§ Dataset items
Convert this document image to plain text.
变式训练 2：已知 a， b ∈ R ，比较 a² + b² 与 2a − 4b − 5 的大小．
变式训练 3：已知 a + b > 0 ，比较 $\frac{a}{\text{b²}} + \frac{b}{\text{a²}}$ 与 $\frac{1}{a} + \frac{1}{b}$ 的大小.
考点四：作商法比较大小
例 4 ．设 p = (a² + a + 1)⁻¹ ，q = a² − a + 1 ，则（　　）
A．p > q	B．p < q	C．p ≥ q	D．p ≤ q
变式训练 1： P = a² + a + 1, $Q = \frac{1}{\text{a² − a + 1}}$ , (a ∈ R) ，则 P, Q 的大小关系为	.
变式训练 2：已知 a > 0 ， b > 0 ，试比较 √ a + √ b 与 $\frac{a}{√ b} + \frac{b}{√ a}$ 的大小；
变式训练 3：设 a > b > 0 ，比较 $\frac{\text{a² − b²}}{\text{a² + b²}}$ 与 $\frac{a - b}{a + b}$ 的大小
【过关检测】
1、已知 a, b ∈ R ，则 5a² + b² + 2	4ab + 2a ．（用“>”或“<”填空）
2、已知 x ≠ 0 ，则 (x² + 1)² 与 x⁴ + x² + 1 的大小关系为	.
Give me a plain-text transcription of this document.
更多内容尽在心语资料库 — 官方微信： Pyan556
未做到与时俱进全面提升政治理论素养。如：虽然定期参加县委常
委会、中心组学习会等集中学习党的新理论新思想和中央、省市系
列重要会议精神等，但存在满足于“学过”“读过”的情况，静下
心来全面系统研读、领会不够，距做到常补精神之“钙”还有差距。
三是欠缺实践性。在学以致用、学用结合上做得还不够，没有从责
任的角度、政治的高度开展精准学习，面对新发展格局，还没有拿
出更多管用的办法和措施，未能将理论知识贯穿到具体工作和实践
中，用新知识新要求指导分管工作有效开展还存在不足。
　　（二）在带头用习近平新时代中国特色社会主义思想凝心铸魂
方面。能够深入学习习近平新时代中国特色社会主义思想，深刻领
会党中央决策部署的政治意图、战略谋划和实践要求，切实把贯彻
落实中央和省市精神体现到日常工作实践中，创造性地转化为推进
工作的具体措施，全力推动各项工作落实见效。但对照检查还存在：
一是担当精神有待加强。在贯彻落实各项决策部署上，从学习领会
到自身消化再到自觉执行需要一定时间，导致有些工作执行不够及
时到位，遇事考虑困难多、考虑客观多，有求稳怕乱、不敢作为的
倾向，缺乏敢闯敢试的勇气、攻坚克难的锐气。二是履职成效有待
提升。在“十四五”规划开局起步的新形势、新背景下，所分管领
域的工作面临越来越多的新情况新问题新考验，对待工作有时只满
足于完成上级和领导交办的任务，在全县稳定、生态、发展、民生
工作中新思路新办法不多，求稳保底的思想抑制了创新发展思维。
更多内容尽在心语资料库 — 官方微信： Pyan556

§ Set exercise
In the listing, find every line with the word "this" and state how many there are, nothing more.

§ Full answer
2